> **Stored data**:
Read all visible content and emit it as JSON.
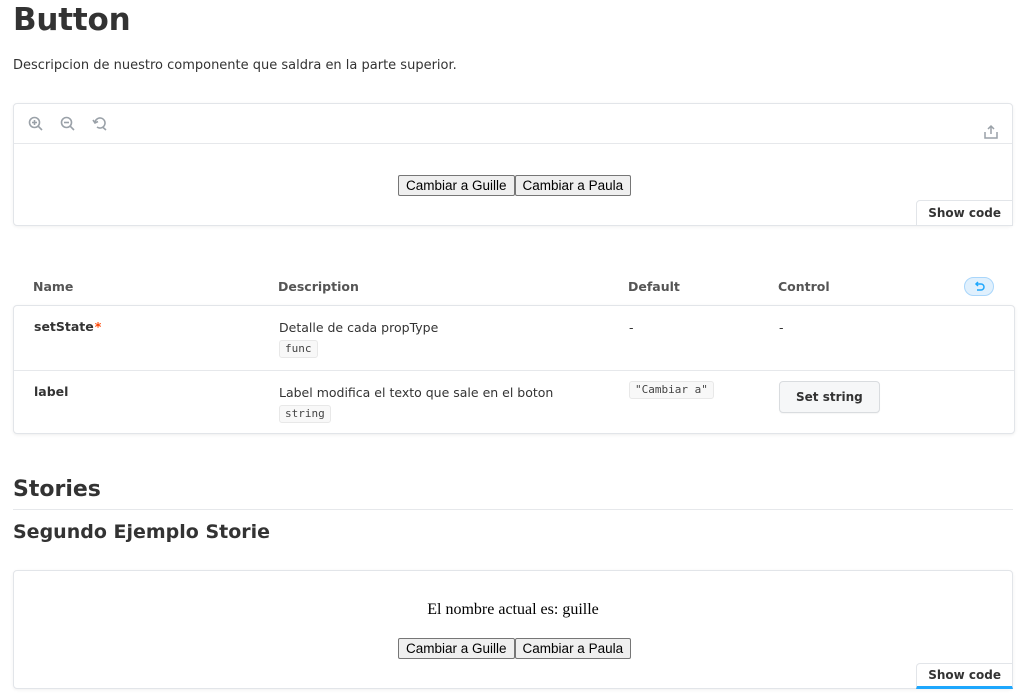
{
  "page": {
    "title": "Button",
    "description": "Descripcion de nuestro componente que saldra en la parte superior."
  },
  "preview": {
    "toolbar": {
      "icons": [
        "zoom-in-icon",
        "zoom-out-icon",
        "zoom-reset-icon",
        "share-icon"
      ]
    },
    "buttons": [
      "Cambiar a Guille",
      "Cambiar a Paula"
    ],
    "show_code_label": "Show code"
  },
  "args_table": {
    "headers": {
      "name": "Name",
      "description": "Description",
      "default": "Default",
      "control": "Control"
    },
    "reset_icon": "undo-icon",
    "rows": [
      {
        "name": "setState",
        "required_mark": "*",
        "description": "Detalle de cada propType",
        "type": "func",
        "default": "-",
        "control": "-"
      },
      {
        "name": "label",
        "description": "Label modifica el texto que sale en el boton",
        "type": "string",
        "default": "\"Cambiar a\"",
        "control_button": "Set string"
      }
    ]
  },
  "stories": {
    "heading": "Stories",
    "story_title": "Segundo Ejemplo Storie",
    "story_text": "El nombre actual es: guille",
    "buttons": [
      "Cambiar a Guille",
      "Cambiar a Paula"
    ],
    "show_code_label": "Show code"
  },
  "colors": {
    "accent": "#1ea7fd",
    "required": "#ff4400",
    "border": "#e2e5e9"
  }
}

> **Task requirements**: Return all lines containing "string".

> **Solution**:
        "type": "string",
        "control_button": "Set string"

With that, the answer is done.